>> START
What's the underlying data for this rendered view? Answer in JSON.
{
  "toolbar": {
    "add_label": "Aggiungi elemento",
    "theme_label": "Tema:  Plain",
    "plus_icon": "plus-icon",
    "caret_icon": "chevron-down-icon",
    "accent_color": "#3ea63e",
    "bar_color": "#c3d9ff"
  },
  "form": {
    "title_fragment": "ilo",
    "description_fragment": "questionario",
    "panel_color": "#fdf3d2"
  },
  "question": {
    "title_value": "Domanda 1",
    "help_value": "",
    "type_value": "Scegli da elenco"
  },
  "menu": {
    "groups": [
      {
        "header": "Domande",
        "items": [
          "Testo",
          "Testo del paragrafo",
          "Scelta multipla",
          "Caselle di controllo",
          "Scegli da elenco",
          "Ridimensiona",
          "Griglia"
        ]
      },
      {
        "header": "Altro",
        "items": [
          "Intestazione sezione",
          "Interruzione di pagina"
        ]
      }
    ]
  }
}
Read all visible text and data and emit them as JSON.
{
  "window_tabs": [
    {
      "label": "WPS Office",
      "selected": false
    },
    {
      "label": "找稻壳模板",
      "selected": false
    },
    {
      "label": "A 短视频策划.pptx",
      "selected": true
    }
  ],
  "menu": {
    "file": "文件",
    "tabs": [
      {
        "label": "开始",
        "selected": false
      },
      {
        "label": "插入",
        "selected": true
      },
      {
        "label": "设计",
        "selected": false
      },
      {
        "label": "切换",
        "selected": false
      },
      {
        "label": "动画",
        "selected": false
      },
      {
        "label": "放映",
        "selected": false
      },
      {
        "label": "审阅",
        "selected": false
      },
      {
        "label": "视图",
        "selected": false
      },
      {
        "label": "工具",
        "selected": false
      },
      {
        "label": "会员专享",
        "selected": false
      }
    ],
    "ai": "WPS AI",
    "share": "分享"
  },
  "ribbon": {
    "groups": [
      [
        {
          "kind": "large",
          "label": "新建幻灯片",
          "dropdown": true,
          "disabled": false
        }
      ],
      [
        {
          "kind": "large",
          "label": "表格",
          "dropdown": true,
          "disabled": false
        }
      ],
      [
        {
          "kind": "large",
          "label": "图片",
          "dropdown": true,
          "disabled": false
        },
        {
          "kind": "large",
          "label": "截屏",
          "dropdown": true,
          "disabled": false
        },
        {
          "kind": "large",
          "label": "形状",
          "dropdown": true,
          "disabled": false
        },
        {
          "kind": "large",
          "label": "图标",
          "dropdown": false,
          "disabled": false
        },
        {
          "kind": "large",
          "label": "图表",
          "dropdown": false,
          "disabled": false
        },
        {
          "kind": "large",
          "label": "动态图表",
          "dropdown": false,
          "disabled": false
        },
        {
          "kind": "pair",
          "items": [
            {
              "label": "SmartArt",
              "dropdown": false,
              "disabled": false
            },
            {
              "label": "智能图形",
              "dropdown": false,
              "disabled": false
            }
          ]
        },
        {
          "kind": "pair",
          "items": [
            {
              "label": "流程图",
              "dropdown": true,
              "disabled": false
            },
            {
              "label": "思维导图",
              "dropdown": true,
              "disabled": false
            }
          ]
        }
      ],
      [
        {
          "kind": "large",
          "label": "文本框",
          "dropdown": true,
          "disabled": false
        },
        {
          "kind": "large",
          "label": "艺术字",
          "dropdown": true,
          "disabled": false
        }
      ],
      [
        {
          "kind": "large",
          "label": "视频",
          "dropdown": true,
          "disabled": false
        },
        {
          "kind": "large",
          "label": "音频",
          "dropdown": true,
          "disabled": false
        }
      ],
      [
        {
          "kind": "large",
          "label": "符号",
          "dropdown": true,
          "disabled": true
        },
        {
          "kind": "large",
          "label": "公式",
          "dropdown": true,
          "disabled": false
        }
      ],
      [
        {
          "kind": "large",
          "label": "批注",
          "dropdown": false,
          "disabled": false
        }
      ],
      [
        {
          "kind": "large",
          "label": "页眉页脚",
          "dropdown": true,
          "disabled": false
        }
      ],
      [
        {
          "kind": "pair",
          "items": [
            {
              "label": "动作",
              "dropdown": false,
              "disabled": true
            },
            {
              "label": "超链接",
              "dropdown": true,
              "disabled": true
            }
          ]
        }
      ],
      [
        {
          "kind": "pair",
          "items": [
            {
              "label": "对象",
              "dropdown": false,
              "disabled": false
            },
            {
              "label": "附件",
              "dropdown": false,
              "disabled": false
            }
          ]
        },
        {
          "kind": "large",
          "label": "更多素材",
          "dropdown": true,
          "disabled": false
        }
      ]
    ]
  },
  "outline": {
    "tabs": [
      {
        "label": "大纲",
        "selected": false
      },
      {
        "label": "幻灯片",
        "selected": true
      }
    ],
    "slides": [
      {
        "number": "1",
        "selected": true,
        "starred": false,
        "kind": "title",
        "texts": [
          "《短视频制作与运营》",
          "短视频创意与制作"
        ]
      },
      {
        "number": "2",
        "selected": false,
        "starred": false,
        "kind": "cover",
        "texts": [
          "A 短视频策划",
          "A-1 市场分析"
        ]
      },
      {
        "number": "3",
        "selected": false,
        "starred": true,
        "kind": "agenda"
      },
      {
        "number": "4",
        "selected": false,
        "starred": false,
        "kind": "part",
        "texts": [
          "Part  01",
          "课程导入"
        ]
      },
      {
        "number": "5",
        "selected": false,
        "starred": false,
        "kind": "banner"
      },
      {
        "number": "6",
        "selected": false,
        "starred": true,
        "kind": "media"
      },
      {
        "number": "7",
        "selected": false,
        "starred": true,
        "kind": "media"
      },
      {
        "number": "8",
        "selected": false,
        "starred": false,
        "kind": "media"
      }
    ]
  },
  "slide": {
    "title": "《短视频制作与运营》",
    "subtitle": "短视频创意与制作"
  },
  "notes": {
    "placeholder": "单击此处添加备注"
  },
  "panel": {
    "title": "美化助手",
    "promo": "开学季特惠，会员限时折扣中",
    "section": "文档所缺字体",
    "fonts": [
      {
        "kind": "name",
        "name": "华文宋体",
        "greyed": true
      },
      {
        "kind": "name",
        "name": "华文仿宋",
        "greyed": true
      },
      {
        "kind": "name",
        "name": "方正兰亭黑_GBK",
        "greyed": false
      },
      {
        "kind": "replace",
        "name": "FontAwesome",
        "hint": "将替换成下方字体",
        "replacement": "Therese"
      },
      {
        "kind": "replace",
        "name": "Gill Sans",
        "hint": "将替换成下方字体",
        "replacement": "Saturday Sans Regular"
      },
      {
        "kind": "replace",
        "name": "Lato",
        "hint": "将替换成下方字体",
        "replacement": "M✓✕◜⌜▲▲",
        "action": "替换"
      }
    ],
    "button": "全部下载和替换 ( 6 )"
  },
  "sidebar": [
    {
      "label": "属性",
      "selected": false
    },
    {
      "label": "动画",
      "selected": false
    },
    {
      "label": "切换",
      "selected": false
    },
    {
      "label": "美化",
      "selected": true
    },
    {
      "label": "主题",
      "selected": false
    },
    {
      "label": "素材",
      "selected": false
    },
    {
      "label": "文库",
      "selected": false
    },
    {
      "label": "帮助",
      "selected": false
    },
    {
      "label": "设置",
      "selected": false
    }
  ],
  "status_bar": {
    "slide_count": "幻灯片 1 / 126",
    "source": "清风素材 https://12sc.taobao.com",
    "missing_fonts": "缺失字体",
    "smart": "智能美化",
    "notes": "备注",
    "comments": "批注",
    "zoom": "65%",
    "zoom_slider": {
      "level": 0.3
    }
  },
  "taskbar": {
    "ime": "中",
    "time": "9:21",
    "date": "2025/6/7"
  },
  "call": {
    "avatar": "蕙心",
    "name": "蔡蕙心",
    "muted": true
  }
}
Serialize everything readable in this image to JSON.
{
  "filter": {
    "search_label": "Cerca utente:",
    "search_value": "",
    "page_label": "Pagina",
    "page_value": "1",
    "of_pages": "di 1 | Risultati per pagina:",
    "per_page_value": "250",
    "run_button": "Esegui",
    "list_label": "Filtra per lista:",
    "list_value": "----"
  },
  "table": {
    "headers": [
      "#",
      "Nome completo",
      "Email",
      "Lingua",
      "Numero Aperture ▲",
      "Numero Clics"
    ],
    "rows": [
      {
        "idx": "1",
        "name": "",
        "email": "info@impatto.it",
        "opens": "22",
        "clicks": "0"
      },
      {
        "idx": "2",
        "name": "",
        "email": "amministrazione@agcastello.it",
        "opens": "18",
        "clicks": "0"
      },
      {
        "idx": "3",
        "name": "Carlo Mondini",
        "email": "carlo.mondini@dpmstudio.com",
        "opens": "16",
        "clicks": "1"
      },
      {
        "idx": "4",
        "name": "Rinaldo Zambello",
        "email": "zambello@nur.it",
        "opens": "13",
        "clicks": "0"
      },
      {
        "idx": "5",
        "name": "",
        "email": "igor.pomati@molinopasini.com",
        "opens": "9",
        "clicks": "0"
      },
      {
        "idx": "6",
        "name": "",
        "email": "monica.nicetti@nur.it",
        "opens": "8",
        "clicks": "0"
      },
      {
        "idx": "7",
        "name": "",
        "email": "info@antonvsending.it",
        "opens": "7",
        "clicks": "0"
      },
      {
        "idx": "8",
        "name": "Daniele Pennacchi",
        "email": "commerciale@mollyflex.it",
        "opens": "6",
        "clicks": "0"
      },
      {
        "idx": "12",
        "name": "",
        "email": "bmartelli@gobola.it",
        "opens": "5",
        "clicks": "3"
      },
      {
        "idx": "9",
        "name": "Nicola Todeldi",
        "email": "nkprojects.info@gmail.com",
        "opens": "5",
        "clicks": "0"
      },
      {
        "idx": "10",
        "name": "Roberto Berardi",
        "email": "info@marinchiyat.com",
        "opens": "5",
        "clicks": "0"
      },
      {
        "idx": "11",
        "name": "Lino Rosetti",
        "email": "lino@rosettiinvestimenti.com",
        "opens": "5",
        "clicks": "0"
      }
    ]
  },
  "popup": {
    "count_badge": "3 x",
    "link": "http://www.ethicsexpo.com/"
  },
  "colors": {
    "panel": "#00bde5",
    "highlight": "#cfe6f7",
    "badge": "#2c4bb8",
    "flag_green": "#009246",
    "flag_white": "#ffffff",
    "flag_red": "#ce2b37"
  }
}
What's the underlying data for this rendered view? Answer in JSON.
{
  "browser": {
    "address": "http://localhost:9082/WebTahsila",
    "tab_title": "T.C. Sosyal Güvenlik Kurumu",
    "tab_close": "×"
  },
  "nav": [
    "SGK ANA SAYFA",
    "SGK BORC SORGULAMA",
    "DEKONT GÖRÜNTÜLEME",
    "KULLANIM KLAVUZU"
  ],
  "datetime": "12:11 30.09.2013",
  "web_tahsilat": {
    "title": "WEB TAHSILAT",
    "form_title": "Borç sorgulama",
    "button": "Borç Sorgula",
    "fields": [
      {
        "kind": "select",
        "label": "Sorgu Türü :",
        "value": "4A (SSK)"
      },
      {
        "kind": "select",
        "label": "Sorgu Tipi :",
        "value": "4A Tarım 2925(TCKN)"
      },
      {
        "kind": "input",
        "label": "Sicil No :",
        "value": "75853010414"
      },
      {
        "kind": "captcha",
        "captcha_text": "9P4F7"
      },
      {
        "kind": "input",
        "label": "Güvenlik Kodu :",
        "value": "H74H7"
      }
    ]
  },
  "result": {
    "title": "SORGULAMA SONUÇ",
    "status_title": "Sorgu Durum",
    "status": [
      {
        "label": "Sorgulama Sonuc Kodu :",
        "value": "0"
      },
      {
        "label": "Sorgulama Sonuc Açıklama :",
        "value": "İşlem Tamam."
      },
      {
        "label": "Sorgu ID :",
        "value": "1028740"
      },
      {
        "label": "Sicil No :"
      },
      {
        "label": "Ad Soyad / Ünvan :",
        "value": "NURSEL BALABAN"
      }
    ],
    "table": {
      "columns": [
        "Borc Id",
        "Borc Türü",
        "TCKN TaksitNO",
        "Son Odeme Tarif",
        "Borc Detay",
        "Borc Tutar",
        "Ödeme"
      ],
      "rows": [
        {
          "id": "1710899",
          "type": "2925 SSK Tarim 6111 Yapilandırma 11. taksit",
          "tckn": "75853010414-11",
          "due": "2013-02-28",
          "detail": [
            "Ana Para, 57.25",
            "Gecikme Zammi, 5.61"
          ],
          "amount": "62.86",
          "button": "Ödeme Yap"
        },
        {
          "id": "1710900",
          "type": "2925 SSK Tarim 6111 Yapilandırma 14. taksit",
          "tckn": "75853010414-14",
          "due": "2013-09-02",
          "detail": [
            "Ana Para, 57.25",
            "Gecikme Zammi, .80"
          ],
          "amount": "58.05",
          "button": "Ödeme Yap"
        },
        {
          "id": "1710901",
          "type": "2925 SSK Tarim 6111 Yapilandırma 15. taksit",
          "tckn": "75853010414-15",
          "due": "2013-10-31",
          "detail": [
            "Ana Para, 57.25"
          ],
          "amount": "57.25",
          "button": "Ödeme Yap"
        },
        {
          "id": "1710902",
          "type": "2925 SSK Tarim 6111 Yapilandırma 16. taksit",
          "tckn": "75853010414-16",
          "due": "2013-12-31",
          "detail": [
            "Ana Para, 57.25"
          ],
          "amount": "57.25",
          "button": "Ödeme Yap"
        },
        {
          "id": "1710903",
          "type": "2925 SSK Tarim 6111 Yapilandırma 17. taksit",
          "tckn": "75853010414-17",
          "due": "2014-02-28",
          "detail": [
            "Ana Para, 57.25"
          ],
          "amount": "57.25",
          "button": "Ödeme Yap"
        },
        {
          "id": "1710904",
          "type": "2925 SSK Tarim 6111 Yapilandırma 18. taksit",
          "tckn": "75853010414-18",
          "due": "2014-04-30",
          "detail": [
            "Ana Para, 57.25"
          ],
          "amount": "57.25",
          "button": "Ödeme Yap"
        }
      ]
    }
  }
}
>> END
WHAT IS EXPECTED: Select, from the listing, all lines that include the word "Güvenlik".

COMPLETE RESPONSE:
    "tab_title": "T.C. Sosyal Güvenlik Kurumu",
        "label": "Güvenlik Kodu :",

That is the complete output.